Work to be completed
Reproduce all the entries exactly and keep the pictures out.

---------- Given entries ----------

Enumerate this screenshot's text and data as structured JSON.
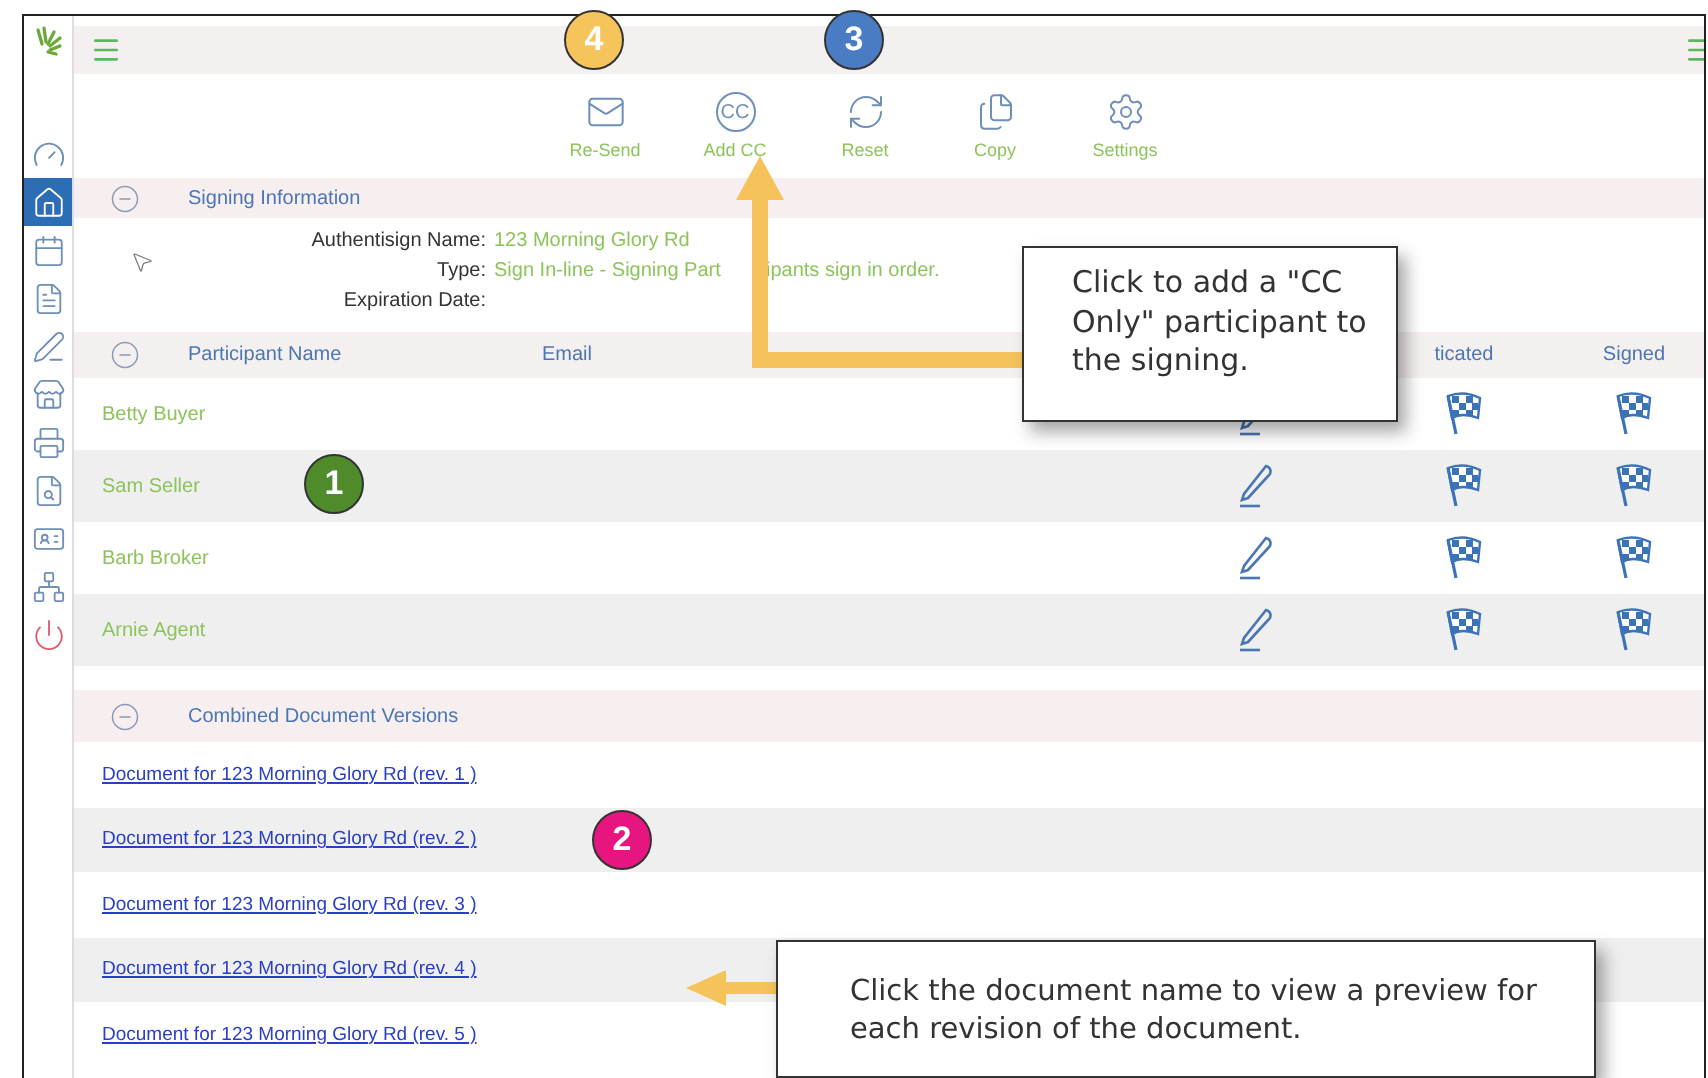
{
  "sidebar": {
    "items": [
      {
        "selected": false
      },
      {
        "selected": true
      },
      {
        "selected": false
      },
      {
        "selected": false
      },
      {
        "selected": false
      },
      {
        "selected": false
      },
      {
        "selected": false
      },
      {
        "selected": false
      },
      {
        "selected": false
      },
      {
        "selected": false
      },
      {
        "selected": false
      }
    ]
  },
  "toolbar": {
    "buttons": [
      {
        "label": "Re-Send"
      },
      {
        "label": "Add CC",
        "glyph": "CC"
      },
      {
        "label": "Reset"
      },
      {
        "label": "Copy"
      },
      {
        "label": "Settings"
      }
    ]
  },
  "signing_info": {
    "title": "Signing Information",
    "expanded": true,
    "fields": [
      {
        "label": "Authentisign Name:",
        "value": "123 Morning Glory Rd"
      },
      {
        "label": "Type:",
        "value_parts": [
          "Sign In-line - Signing Part",
          "ipants sign in order."
        ]
      },
      {
        "label": "Expiration Date:"
      }
    ]
  },
  "participants": {
    "expanded": true,
    "columns": [
      "Participant Name",
      "Email",
      "ticated",
      "Signed"
    ],
    "rows": [
      {
        "name": "Betty Buyer"
      },
      {
        "name": "Sam Seller"
      },
      {
        "name": "Barb Broker"
      },
      {
        "name": "Arnie Agent"
      }
    ]
  },
  "documents": {
    "title": "Combined Document Versions",
    "expanded": true,
    "links": [
      "Document for 123 Morning Glory Rd (rev. 1 )",
      "Document for 123 Morning Glory Rd (rev. 2 )",
      "Document for 123 Morning Glory Rd (rev. 3 )",
      "Document for 123 Morning Glory Rd (rev. 4 )",
      "Document for 123 Morning Glory Rd (rev. 5 )"
    ]
  },
  "annotations": {
    "badges": [
      {
        "number": "4",
        "color": "#f5c55c"
      },
      {
        "number": "3",
        "color": "#4a7cc4"
      },
      {
        "number": "1",
        "color": "#4f8a2b"
      },
      {
        "number": "2",
        "color": "#e6157f"
      }
    ],
    "callouts": [
      "Click to add a \"CC Only\" participant to the signing.",
      "Click the document name to view a preview for each revision of the document."
    ]
  }
}
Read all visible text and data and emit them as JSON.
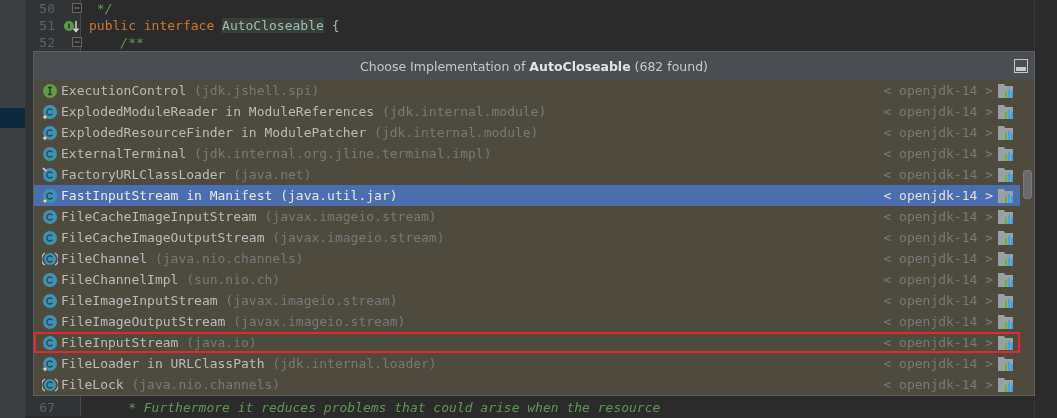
{
  "editor": {
    "lines_above": [
      {
        "number": "50",
        "foldable": true,
        "implemented": false,
        "tokens": [
          {
            "text": " */",
            "kind": "doc"
          }
        ]
      },
      {
        "number": "51",
        "foldable": false,
        "implemented": true,
        "tokens": [
          {
            "text": "public interface ",
            "kind": "keyword"
          },
          {
            "text": "AutoCloseable",
            "kind": "match"
          },
          {
            "text": " {",
            "kind": "plain"
          }
        ]
      },
      {
        "number": "52",
        "foldable": true,
        "implemented": false,
        "tokens": [
          {
            "text": "    /**",
            "kind": "doc"
          }
        ]
      }
    ],
    "lines_below": [
      {
        "number": "67",
        "foldable": false,
        "implemented": false,
        "tokens": [
          {
            "text": "     * Furthermore it reduces problems that could arise when the resource",
            "kind": "doc"
          }
        ]
      }
    ]
  },
  "popup": {
    "title": "Choose Implementation of **AutoCloseable** (682 found)",
    "rows": [
      {
        "kind": "interface",
        "name": "ExecutionControl",
        "package": "(jdk.jshell.spi)",
        "location": "< openjdk-14 >",
        "selected": false,
        "highlighted": false
      },
      {
        "kind": "inner-class",
        "name": "ExplodedModuleReader in ModuleReferences",
        "package": "(jdk.internal.module)",
        "location": "< openjdk-14 >",
        "selected": false,
        "highlighted": false
      },
      {
        "kind": "inner-class",
        "name": "ExplodedResourceFinder in ModulePatcher",
        "package": "(jdk.internal.module)",
        "location": "< openjdk-14 >",
        "selected": false,
        "highlighted": false
      },
      {
        "kind": "class",
        "name": "ExternalTerminal",
        "package": "(jdk.internal.org.jline.terminal.impl)",
        "location": "< openjdk-14 >",
        "selected": false,
        "highlighted": false
      },
      {
        "kind": "marked-class",
        "name": "FactoryURLClassLoader",
        "package": "(java.net)",
        "location": "< openjdk-14 >",
        "selected": false,
        "highlighted": false
      },
      {
        "kind": "inner-class",
        "name": "FastInputStream in Manifest",
        "package": "(java.util.jar)",
        "location": "< openjdk-14 >",
        "selected": true,
        "highlighted": false
      },
      {
        "kind": "class",
        "name": "FileCacheImageInputStream",
        "package": "(javax.imageio.stream)",
        "location": "< openjdk-14 >",
        "selected": false,
        "highlighted": false
      },
      {
        "kind": "class",
        "name": "FileCacheImageOutputStream",
        "package": "(javax.imageio.stream)",
        "location": "< openjdk-14 >",
        "selected": false,
        "highlighted": false
      },
      {
        "kind": "abstract-class",
        "name": "FileChannel",
        "package": "(java.nio.channels)",
        "location": "< openjdk-14 >",
        "selected": false,
        "highlighted": false
      },
      {
        "kind": "class",
        "name": "FileChannelImpl",
        "package": "(sun.nio.ch)",
        "location": "< openjdk-14 >",
        "selected": false,
        "highlighted": false
      },
      {
        "kind": "class",
        "name": "FileImageInputStream",
        "package": "(javax.imageio.stream)",
        "location": "< openjdk-14 >",
        "selected": false,
        "highlighted": false
      },
      {
        "kind": "class",
        "name": "FileImageOutputStream",
        "package": "(javax.imageio.stream)",
        "location": "< openjdk-14 >",
        "selected": false,
        "highlighted": false
      },
      {
        "kind": "class",
        "name": "FileInputStream",
        "package": "(java.io)",
        "location": "< openjdk-14 >",
        "selected": false,
        "highlighted": true
      },
      {
        "kind": "inner-class",
        "name": "FileLoader in URLClassPath",
        "package": "(jdk.internal.loader)",
        "location": "< openjdk-14 >",
        "selected": false,
        "highlighted": false
      },
      {
        "kind": "abstract-class",
        "name": "FileLock",
        "package": "(java.nio.channels)",
        "location": "< openjdk-14 >",
        "selected": false,
        "highlighted": false
      }
    ]
  }
}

----------

Output for this task
Enumerate this screenshot's text and data as structured JSON.
{
  "sidebar": {
    "items": [
      {
        "selected": false
      },
      {
        "selected": true
      },
      {
        "selected": false
      },
      {
        "selected": false
      },
      {
        "selected": false
      },
      {
        "selected": false
      },
      {
        "selected": false
      },
      {
        "selected": false
      },
      {
        "selected": false
      },
      {
        "selected": false
      },
      {
        "selected": false
      }
    ]
  },
  "toolbar": {
    "buttons": [
      {
        "label": "Re-Send"
      },
      {
        "label": "Add CC",
        "glyph": "CC"
      },
      {
        "label": "Reset"
      },
      {
        "label": "Copy"
      },
      {
        "label": "Settings"
      }
    ]
  },
  "signing_info": {
    "title": "Signing Information",
    "expanded": true,
    "fields": [
      {
        "label": "Authentisign Name:",
        "value": "123 Morning Glory Rd"
      },
      {
        "label": "Type:",
        "value_parts": [
          "Sign In-line - Signing Part",
          "ipants sign in order."
        ]
      },
      {
        "label": "Expiration Date:"
      }
    ]
  },
  "participants": {
    "expanded": true,
    "columns": [
      "Participant Name",
      "Email",
      "ticated",
      "Signed"
    ],
    "rows": [
      {
        "name": "Betty Buyer"
      },
      {
        "name": "Sam Seller"
      },
      {
        "name": "Barb Broker"
      },
      {
        "name": "Arnie Agent"
      }
    ]
  },
  "documents": {
    "title": "Combined Document Versions",
    "expanded": true,
    "links": [
      "Document for 123 Morning Glory Rd (rev. 1 )",
      "Document for 123 Morning Glory Rd (rev. 2 )",
      "Document for 123 Morning Glory Rd (rev. 3 )",
      "Document for 123 Morning Glory Rd (rev. 4 )",
      "Document for 123 Morning Glory Rd (rev. 5 )"
    ]
  },
  "annotations": {
    "badges": [
      {
        "number": "4",
        "color": "#f5c55c"
      },
      {
        "number": "3",
        "color": "#4a7cc4"
      },
      {
        "number": "1",
        "color": "#4f8a2b"
      },
      {
        "number": "2",
        "color": "#e6157f"
      }
    ],
    "callouts": [
      "Click to add a \"CC Only\" participant to the signing.",
      "Click the document name to view a preview for each revision of the document."
    ]
  }
}
Read all visible text and data and emit them as JSON.
{
  "editor": {
    "lines_above": [
      {
        "number": "50",
        "foldable": true,
        "implemented": false,
        "tokens": [
          {
            "text": " */",
            "kind": "doc"
          }
        ]
      },
      {
        "number": "51",
        "foldable": false,
        "implemented": true,
        "tokens": [
          {
            "text": "public interface ",
            "kind": "keyword"
          },
          {
            "text": "AutoCloseable",
            "kind": "match"
          },
          {
            "text": " {",
            "kind": "plain"
          }
        ]
      },
      {
        "number": "52",
        "foldable": true,
        "implemented": false,
        "tokens": [
          {
            "text": "    /**",
            "kind": "doc"
          }
        ]
      }
    ],
    "lines_below": [
      {
        "number": "67",
        "foldable": false,
        "implemented": false,
        "tokens": [
          {
            "text": "     * Furthermore it reduces problems that could arise when the resource",
            "kind": "doc"
          }
        ]
      }
    ]
  },
  "popup": {
    "title": "Choose Implementation of **AutoCloseable** (682 found)",
    "rows": [
      {
        "kind": "interface",
        "name": "ExecutionControl",
        "package": "(jdk.jshell.spi)",
        "location": "< openjdk-14 >",
        "selected": false,
        "highlighted": false
      },
      {
        "kind": "inner-class",
        "name": "ExplodedModuleReader in ModuleReferences",
        "package": "(jdk.internal.module)",
        "location": "< openjdk-14 >",
        "selected": false,
        "highlighted": false
      },
      {
        "kind": "inner-class",
        "name": "ExplodedResourceFinder in ModulePatcher",
        "package": "(jdk.internal.module)",
        "location": "< openjdk-14 >",
        "selected": false,
        "highlighted": false
      },
      {
        "kind": "class",
        "name": "ExternalTerminal",
        "package": "(jdk.internal.org.jline.terminal.impl)",
        "location": "< openjdk-14 >",
        "selected": false,
        "highlighted": false
      },
      {
        "kind": "marked-class",
        "name": "FactoryURLClassLoader",
        "package": "(java.net)",
        "location": "< openjdk-14 >",
        "selected": false,
        "highlighted": false
      },
      {
        "kind": "inner-class",
        "name": "FastInputStream in Manifest",
        "package": "(java.util.jar)",
        "location": "< openjdk-14 >",
        "selected": true,
        "highlighted": false
      },
      {
        "kind": "class",
        "name": "FileCacheImageInputStream",
        "package": "(javax.imageio.stream)",
        "location": "< openjdk-14 >",
        "selected": false,
        "highlighted": false
      },
      {
        "kind": "class",
        "name": "FileCacheImageOutputStream",
        "package": "(javax.imageio.stream)",
        "location": "< openjdk-14 >",
        "selected": false,
        "highlighted": false
      },
      {
        "kind": "abstract-class",
        "name": "FileChannel",
        "package": "(java.nio.channels)",
        "location": "< openjdk-14 >",
        "selected": false,
        "highlighted": false
      },
      {
        "kind": "class",
        "name": "FileChannelImpl",
        "package": "(sun.nio.ch)",
        "location": "< openjdk-14 >",
        "selected": false,
        "highlighted": false
      },
      {
        "kind": "class",
        "name": "FileImageInputStream",
        "package": "(javax.imageio.stream)",
        "location": "< openjdk-14 >",
        "selected": false,
        "highlighted": false
      },
      {
        "kind": "class",
        "name": "FileImageOutputStream",
        "package": "(javax.imageio.stream)",
        "location": "< openjdk-14 >",
        "selected": false,
        "highlighted": false
      },
      {
        "kind": "class",
        "name": "FileInputStream",
        "package": "(java.io)",
        "location": "< openjdk-14 >",
        "selected": false,
        "highlighted": true
      },
      {
        "kind": "inner-class",
        "name": "FileLoader in URLClassPath",
        "package": "(jdk.internal.loader)",
        "location": "< openjdk-14 >",
        "selected": false,
        "highlighted": false
      },
      {
        "kind": "abstract-class",
        "name": "FileLock",
        "package": "(java.nio.channels)",
        "location": "< openjdk-14 >",
        "selected": false,
        "highlighted": false
      }
    ]
  }
}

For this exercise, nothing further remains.